**WHAT IS ASKED:** Report only the number of lines in the records that contain the word "Surface".

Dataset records
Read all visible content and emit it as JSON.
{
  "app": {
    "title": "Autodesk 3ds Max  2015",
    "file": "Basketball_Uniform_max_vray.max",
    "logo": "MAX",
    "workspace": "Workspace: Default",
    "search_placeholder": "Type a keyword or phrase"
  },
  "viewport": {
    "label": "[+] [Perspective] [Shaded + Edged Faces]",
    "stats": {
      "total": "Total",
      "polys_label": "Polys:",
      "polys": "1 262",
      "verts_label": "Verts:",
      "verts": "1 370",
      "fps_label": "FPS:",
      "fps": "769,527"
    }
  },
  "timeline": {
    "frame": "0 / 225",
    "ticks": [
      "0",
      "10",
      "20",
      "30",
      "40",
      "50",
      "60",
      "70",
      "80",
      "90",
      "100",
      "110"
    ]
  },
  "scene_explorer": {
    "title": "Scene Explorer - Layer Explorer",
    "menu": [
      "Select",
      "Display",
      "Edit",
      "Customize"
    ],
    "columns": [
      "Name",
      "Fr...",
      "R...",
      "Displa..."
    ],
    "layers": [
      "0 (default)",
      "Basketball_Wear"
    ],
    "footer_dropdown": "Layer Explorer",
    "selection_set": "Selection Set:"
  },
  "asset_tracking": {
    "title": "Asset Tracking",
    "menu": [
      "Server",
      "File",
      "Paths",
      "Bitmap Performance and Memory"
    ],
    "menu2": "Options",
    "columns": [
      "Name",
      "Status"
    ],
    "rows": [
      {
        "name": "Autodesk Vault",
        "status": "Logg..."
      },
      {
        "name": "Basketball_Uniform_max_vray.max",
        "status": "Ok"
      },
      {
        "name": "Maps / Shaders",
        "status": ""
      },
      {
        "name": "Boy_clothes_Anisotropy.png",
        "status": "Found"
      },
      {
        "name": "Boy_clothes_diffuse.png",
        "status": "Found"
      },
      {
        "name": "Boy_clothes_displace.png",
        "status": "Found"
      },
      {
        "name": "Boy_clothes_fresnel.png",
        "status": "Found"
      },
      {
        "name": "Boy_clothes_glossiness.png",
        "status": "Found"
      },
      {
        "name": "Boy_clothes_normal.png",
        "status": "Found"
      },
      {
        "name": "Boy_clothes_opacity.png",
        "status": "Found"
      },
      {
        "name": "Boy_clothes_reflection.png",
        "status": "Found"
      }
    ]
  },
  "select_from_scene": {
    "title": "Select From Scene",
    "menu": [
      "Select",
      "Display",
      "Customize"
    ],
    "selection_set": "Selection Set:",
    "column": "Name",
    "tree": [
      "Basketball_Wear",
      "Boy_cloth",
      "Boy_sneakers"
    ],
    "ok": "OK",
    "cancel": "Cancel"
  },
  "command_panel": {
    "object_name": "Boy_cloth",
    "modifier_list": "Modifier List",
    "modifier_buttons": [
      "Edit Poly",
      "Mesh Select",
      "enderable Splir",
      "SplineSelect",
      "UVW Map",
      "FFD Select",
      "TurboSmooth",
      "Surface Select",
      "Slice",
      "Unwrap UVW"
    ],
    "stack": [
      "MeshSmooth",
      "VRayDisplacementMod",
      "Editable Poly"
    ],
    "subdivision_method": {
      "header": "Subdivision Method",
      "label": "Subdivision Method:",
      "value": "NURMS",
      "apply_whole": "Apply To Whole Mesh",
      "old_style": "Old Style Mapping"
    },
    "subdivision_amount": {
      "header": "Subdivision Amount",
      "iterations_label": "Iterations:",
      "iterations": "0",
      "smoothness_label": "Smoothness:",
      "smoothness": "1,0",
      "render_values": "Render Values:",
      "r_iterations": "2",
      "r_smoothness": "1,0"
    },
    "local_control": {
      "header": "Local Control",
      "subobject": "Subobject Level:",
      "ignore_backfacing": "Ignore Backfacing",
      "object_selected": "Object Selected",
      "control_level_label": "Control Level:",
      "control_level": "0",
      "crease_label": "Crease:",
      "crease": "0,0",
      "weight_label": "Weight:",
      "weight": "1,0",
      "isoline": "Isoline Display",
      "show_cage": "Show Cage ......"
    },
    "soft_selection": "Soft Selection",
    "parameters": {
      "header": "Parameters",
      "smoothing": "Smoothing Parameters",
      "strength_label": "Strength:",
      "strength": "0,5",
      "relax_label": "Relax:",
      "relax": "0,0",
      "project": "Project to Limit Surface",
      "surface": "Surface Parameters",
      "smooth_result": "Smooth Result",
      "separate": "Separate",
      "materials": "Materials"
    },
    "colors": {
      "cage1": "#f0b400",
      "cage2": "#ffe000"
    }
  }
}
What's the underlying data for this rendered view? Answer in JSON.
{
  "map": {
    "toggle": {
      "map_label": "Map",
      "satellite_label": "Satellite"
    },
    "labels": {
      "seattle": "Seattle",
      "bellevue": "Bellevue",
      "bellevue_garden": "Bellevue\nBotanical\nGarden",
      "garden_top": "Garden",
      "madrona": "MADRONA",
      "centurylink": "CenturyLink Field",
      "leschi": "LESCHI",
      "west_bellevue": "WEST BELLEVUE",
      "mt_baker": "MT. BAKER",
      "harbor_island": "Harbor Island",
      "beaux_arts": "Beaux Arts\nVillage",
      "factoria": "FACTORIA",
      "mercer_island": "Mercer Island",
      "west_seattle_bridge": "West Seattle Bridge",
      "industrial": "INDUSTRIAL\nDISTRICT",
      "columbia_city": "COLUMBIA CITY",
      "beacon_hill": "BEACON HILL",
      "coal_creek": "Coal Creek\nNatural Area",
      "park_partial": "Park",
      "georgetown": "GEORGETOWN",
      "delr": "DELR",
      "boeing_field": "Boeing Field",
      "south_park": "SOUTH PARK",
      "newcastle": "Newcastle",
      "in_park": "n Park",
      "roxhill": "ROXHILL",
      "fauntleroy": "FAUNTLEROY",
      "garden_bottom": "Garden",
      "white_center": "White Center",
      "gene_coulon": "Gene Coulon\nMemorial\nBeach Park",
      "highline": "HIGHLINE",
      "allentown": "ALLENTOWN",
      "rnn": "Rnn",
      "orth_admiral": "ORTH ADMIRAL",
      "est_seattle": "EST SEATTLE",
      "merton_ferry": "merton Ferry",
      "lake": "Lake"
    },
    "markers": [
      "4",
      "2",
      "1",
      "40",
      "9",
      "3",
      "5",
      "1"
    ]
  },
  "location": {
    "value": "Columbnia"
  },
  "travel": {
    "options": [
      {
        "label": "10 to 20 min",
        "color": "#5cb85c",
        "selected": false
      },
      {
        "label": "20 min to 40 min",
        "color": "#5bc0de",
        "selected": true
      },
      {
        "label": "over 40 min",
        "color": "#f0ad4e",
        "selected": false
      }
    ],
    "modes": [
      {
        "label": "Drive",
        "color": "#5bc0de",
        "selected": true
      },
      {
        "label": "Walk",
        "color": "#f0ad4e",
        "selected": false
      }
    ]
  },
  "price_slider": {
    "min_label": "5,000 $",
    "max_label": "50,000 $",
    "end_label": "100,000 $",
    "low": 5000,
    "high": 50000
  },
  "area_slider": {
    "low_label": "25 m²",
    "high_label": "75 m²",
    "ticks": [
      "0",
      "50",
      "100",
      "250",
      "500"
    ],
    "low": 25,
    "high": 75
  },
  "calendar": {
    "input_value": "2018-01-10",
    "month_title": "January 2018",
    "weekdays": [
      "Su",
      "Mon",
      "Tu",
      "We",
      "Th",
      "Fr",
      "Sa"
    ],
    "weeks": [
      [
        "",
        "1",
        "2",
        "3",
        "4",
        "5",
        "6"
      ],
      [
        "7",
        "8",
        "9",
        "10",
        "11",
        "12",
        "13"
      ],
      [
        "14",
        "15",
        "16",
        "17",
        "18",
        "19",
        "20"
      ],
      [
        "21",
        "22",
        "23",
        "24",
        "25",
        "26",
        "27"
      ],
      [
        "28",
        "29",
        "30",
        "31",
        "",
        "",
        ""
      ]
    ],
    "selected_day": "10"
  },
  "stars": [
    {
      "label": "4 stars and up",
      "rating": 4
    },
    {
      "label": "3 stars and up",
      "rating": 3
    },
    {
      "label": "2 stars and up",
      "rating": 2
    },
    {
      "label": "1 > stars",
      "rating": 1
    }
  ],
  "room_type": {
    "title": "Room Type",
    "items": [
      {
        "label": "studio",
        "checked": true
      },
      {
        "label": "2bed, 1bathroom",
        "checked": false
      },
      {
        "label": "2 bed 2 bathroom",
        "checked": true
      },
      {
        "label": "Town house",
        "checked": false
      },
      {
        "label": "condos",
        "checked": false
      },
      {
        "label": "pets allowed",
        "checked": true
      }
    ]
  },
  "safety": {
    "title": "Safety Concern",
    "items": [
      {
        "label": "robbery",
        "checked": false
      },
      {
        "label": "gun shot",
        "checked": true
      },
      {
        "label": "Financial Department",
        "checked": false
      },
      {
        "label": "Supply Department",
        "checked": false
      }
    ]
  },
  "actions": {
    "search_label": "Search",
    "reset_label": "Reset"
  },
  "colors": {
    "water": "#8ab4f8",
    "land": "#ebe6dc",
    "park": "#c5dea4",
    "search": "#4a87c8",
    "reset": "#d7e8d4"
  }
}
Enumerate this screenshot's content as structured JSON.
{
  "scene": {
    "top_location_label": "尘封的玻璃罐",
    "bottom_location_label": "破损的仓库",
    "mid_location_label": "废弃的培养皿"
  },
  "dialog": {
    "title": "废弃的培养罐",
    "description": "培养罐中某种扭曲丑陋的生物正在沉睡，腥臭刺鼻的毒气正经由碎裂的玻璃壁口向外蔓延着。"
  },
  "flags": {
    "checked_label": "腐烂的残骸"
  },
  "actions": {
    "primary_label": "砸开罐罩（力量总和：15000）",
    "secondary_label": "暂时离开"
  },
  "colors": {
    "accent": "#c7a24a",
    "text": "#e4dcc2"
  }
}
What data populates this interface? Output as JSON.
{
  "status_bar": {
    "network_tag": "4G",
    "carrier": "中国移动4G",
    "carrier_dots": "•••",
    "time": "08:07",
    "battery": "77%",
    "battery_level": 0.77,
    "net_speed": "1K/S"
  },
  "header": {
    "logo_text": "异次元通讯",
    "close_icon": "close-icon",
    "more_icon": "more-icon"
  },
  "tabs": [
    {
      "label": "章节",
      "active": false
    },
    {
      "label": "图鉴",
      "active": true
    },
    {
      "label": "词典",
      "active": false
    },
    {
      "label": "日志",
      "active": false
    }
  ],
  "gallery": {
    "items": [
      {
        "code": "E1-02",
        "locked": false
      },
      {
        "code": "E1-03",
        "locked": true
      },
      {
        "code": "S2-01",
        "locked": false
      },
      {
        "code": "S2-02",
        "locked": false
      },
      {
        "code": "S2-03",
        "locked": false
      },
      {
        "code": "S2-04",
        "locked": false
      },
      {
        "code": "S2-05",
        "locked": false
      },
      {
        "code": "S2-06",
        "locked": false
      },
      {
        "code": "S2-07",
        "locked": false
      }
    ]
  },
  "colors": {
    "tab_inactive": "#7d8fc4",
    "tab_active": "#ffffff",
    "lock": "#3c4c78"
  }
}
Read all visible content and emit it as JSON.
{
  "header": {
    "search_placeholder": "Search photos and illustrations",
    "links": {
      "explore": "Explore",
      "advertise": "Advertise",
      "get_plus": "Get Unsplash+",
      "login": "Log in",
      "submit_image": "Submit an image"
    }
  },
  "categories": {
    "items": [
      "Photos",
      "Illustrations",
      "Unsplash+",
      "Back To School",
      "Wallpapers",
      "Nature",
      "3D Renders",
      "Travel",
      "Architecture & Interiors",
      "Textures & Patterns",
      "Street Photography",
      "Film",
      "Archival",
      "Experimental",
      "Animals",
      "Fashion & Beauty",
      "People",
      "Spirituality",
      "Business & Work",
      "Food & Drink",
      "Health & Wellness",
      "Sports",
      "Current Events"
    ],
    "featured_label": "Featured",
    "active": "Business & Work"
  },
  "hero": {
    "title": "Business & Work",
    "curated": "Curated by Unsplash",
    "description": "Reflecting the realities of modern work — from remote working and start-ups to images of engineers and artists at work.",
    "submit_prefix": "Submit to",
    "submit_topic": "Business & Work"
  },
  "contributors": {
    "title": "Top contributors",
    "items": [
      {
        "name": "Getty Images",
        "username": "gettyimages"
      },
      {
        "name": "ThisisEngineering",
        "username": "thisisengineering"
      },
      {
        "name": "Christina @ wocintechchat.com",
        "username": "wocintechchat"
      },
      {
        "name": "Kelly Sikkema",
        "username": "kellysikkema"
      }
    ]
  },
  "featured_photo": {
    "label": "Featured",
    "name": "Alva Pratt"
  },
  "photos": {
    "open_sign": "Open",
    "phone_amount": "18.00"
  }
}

**CORRECT RESPONSE:** 3